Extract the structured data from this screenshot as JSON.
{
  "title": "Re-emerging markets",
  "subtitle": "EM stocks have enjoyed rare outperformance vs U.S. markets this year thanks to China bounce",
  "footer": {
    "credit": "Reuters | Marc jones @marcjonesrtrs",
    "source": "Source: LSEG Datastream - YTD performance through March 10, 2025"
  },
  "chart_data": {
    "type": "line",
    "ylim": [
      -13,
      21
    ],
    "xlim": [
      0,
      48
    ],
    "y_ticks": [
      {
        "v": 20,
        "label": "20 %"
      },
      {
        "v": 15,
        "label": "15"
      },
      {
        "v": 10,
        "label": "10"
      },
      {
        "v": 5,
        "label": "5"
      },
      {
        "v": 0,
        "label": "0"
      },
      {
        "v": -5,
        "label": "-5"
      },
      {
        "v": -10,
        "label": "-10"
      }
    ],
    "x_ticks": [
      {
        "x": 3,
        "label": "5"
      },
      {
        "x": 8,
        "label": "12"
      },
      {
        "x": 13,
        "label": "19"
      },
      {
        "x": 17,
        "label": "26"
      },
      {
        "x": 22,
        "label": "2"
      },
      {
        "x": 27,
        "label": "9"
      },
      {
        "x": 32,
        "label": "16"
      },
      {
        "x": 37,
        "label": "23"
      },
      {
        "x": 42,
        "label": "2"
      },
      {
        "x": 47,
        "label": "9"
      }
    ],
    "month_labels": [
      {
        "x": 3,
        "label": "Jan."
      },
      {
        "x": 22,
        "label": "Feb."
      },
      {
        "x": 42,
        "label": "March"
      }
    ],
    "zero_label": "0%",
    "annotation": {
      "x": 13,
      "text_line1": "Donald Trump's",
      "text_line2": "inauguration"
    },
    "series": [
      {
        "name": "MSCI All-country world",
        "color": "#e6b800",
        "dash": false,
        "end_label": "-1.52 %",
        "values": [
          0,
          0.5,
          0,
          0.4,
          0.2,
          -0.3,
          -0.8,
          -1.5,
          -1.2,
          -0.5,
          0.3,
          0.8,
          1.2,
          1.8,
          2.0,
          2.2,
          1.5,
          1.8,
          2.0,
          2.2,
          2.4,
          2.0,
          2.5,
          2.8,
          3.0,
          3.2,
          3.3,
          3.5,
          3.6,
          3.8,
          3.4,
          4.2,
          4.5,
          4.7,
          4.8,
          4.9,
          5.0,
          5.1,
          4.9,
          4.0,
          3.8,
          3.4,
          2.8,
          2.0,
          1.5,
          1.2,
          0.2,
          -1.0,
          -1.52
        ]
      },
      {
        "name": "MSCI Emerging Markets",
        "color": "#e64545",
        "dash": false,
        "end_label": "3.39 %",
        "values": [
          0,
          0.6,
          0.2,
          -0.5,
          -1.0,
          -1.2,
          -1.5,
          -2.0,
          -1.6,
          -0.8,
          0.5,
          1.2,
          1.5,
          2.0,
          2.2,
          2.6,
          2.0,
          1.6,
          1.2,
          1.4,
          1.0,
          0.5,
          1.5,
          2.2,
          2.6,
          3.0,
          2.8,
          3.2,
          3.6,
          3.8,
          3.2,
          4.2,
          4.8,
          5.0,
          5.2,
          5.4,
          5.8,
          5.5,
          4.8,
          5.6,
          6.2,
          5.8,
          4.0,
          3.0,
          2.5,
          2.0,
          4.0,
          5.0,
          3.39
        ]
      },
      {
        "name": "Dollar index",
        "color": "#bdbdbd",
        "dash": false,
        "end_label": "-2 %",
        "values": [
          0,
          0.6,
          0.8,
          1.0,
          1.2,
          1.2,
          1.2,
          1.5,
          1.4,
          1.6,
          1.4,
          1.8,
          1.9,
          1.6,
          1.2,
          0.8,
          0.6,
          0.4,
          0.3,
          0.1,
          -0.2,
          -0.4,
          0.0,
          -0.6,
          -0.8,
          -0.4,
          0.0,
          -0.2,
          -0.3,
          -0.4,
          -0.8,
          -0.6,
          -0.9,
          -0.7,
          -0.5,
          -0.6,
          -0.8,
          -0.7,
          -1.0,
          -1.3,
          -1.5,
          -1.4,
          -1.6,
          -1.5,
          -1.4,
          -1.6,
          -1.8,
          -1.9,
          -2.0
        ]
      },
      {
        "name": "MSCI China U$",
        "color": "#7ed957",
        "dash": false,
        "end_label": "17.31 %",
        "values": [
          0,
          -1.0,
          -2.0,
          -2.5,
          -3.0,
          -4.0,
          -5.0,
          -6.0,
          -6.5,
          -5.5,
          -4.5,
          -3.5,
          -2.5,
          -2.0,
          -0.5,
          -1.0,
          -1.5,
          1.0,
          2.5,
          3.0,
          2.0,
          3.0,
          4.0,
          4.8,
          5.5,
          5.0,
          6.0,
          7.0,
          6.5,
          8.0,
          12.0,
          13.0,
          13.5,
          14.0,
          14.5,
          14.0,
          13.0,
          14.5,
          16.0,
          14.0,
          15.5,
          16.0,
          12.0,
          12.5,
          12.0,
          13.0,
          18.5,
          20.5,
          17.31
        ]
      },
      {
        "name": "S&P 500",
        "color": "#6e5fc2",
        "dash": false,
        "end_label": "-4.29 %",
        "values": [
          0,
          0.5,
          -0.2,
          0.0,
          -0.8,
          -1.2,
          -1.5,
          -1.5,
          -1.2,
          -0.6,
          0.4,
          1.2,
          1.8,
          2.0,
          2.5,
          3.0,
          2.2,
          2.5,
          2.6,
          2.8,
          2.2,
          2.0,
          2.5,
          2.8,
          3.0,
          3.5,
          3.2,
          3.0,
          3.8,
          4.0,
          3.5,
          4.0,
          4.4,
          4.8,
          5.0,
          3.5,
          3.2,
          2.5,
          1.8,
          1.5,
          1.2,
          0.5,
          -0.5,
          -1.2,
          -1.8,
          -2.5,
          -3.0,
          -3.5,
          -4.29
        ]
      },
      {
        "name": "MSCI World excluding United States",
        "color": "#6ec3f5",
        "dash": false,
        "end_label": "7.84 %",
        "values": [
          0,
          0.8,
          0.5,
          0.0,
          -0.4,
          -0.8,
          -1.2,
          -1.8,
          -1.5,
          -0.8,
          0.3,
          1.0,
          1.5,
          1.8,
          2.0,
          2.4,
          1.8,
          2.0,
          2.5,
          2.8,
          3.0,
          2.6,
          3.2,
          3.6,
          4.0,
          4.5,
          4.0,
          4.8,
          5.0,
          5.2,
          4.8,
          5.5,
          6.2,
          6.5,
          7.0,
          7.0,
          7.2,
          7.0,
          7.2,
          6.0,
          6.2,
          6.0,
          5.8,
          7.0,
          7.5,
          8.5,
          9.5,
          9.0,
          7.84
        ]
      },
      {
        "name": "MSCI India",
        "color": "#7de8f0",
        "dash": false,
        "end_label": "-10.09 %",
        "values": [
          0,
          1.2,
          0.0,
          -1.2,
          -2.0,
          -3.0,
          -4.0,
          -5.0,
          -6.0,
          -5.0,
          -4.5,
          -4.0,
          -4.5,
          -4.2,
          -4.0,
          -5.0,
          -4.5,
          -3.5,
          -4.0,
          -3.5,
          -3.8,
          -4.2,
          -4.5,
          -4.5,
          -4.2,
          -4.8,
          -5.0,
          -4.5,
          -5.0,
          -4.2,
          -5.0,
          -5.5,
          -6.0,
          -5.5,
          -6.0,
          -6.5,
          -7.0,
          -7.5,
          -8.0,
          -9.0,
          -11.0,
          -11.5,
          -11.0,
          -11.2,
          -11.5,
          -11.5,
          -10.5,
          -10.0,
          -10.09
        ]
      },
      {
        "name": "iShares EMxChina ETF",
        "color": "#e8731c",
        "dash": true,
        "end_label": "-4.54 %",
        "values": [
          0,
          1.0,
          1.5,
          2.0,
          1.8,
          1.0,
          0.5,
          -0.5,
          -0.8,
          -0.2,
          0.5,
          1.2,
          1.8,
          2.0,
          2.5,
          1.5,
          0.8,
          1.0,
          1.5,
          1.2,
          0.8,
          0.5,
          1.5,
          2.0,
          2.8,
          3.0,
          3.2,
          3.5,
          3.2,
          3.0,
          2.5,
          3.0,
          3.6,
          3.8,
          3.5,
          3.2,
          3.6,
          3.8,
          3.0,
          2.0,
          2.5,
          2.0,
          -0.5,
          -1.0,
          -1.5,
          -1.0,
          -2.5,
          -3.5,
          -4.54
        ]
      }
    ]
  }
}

---

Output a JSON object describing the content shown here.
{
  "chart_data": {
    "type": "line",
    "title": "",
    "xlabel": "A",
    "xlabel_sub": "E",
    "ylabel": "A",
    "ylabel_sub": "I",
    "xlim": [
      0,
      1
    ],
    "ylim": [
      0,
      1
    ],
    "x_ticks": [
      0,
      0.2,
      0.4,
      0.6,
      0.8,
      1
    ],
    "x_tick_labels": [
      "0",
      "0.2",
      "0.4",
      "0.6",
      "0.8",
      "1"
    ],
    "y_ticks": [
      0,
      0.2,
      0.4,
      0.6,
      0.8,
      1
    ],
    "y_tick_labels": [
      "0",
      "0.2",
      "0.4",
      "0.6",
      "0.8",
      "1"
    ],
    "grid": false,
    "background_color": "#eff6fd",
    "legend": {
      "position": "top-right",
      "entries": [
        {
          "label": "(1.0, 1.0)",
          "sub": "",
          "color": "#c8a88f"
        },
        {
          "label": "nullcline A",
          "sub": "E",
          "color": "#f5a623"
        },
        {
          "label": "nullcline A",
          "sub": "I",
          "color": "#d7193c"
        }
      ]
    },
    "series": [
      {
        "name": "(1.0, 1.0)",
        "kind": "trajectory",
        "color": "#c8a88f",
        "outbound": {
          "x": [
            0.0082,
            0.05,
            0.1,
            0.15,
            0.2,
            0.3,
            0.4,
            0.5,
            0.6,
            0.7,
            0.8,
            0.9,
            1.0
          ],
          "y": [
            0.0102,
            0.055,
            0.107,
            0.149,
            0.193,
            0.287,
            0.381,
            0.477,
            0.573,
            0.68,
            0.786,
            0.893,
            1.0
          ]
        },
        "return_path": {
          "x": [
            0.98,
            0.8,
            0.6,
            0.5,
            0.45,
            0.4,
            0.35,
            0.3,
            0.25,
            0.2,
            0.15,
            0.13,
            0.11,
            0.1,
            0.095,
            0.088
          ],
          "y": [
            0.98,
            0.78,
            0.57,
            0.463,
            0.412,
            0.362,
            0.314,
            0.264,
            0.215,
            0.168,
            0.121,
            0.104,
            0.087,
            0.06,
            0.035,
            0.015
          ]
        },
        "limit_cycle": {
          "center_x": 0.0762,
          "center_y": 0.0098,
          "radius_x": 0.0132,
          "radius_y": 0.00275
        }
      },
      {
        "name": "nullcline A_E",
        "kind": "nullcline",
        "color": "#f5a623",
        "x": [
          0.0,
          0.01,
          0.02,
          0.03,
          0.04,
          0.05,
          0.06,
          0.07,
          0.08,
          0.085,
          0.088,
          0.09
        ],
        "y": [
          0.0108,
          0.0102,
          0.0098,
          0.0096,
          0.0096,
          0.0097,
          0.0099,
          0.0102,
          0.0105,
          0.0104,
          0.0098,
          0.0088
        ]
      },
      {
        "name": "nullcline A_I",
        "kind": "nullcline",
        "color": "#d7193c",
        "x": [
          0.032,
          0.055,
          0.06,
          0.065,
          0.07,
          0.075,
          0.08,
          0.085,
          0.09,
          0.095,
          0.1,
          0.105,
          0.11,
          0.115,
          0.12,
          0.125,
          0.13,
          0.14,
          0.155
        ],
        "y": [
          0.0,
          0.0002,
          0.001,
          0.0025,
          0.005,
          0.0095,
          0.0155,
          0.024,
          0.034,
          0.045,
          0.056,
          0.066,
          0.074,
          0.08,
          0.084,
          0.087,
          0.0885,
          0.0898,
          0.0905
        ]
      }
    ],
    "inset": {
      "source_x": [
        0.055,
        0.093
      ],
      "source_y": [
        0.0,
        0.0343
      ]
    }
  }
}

...

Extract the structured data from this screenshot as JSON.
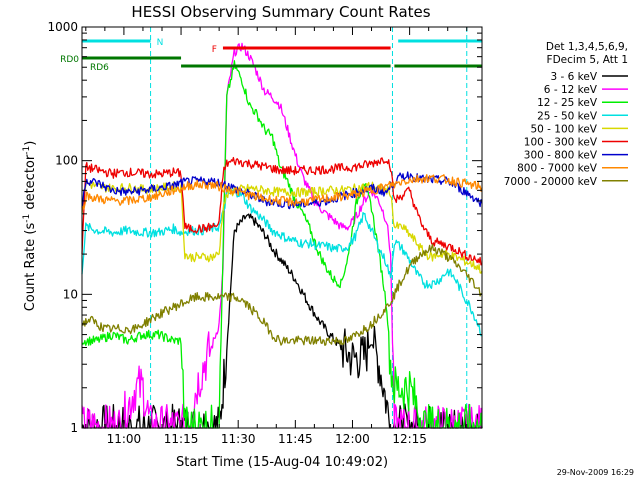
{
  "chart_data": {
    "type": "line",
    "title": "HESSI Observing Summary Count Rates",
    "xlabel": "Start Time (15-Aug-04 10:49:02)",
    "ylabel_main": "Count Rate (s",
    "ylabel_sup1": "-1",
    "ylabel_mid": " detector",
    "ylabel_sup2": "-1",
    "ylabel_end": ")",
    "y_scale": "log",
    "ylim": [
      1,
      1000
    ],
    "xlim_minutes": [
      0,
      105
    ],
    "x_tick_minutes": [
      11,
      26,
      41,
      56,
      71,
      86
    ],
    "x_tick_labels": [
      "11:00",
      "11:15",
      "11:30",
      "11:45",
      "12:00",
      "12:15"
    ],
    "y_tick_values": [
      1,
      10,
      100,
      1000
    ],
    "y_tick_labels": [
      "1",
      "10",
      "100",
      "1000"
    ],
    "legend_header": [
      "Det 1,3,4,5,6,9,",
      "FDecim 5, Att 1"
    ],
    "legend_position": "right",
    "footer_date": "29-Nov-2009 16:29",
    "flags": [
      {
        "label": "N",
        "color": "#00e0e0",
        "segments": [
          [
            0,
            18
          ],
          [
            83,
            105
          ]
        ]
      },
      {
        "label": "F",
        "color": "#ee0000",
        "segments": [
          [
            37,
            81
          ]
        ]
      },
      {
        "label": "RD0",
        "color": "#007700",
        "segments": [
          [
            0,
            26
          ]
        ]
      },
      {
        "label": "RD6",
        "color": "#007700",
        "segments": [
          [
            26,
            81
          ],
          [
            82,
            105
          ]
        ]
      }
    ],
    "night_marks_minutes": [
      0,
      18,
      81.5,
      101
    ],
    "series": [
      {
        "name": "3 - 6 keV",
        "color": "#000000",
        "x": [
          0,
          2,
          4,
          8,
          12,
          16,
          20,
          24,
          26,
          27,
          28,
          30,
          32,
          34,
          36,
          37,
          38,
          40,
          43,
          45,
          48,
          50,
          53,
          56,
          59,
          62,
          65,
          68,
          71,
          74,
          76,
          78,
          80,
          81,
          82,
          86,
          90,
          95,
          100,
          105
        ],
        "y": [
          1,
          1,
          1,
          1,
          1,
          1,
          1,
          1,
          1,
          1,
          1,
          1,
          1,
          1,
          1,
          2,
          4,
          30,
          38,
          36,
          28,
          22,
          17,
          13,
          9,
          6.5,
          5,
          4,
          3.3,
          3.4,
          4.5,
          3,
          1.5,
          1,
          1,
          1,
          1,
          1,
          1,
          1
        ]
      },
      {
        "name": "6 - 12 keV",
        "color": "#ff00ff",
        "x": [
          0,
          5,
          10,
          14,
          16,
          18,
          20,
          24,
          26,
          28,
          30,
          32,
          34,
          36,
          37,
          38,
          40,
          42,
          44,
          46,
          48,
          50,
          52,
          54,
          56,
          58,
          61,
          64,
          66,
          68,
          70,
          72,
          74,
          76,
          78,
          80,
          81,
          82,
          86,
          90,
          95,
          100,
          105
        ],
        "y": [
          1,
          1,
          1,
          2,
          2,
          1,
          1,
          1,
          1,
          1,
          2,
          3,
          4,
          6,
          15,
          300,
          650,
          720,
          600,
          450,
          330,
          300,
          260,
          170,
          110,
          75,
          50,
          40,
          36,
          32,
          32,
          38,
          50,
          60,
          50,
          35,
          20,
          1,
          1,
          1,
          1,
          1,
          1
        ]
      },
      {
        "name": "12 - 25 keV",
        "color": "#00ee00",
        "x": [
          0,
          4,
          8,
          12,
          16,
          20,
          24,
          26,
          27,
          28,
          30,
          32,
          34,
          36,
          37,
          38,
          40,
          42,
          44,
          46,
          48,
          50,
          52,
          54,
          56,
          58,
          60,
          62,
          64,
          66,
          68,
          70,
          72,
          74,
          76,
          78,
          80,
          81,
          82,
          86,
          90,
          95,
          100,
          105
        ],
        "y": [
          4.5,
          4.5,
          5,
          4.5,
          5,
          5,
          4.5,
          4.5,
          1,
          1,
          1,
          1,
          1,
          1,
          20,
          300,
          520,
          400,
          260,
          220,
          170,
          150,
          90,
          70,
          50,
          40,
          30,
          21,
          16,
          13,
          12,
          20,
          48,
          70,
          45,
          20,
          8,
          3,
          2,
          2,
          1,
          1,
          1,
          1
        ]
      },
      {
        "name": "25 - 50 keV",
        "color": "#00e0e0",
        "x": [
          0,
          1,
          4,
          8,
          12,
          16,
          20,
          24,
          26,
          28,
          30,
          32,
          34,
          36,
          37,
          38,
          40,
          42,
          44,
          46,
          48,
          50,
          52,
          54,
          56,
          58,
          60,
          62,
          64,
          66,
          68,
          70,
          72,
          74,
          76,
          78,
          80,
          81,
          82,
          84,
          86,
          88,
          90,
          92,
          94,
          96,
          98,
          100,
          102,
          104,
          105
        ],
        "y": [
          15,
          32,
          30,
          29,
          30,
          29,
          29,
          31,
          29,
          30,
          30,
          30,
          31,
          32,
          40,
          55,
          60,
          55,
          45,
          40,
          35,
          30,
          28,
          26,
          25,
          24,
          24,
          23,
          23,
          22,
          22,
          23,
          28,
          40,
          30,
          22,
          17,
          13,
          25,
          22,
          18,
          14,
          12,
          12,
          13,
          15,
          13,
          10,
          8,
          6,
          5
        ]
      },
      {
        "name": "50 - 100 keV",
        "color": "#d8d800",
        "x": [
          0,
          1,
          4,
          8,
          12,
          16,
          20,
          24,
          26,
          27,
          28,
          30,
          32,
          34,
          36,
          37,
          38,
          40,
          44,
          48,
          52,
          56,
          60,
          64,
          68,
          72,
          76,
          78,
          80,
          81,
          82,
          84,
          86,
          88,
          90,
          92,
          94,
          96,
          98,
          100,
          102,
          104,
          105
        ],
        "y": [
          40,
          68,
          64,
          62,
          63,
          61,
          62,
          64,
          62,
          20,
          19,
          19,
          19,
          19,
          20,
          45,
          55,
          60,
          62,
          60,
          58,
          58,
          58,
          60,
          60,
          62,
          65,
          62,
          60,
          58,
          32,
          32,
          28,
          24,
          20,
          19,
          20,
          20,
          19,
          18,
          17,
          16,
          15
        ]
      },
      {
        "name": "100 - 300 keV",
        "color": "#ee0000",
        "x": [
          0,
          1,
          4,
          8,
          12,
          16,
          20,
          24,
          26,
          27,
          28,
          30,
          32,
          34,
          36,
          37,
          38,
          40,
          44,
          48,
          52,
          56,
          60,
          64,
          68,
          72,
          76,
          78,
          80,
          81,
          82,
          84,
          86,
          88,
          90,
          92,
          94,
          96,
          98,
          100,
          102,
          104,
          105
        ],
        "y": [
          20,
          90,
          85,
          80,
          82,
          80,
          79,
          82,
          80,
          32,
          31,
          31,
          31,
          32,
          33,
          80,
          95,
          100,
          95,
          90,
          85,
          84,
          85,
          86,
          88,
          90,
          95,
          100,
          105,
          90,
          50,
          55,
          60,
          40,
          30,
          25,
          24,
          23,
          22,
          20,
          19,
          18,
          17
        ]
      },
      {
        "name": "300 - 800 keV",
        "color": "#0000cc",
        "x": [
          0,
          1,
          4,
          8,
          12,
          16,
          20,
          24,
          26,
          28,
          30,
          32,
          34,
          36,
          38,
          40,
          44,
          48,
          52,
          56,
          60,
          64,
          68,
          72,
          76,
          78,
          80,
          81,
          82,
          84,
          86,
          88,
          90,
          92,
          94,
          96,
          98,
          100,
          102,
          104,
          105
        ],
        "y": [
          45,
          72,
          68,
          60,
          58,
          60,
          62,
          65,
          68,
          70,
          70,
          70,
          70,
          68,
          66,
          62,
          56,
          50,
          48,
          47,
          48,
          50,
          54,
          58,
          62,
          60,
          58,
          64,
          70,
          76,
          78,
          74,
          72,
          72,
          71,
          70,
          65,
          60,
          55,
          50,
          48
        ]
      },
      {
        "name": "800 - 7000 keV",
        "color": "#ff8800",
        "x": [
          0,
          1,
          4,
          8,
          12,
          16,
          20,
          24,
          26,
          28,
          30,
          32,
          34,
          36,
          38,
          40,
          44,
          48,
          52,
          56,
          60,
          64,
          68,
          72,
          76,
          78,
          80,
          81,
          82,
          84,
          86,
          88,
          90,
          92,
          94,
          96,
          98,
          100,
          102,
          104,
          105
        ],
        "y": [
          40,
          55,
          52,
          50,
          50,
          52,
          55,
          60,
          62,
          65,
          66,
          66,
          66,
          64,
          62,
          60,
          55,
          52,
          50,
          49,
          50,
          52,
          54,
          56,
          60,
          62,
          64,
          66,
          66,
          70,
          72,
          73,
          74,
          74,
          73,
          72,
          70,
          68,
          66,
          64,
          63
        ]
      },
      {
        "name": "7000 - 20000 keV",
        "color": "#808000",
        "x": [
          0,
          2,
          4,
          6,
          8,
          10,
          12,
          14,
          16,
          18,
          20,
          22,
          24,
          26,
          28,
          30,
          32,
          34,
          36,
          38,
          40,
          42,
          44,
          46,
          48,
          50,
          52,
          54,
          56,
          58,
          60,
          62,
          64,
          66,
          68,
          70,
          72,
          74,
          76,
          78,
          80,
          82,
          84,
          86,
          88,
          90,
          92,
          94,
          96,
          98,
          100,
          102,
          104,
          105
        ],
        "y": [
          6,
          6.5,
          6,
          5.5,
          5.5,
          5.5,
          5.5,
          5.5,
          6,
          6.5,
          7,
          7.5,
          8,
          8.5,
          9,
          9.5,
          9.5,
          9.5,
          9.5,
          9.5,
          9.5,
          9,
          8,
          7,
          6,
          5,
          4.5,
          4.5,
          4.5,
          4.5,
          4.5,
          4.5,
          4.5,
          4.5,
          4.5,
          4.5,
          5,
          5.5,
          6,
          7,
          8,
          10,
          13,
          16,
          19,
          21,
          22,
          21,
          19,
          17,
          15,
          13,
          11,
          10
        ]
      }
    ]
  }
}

TASK REQUIREMENTS: From the entries, report each line that includes the word "right".

EXERCISE ANSWER:
      "position": "top-right",
    "legend_position": "right",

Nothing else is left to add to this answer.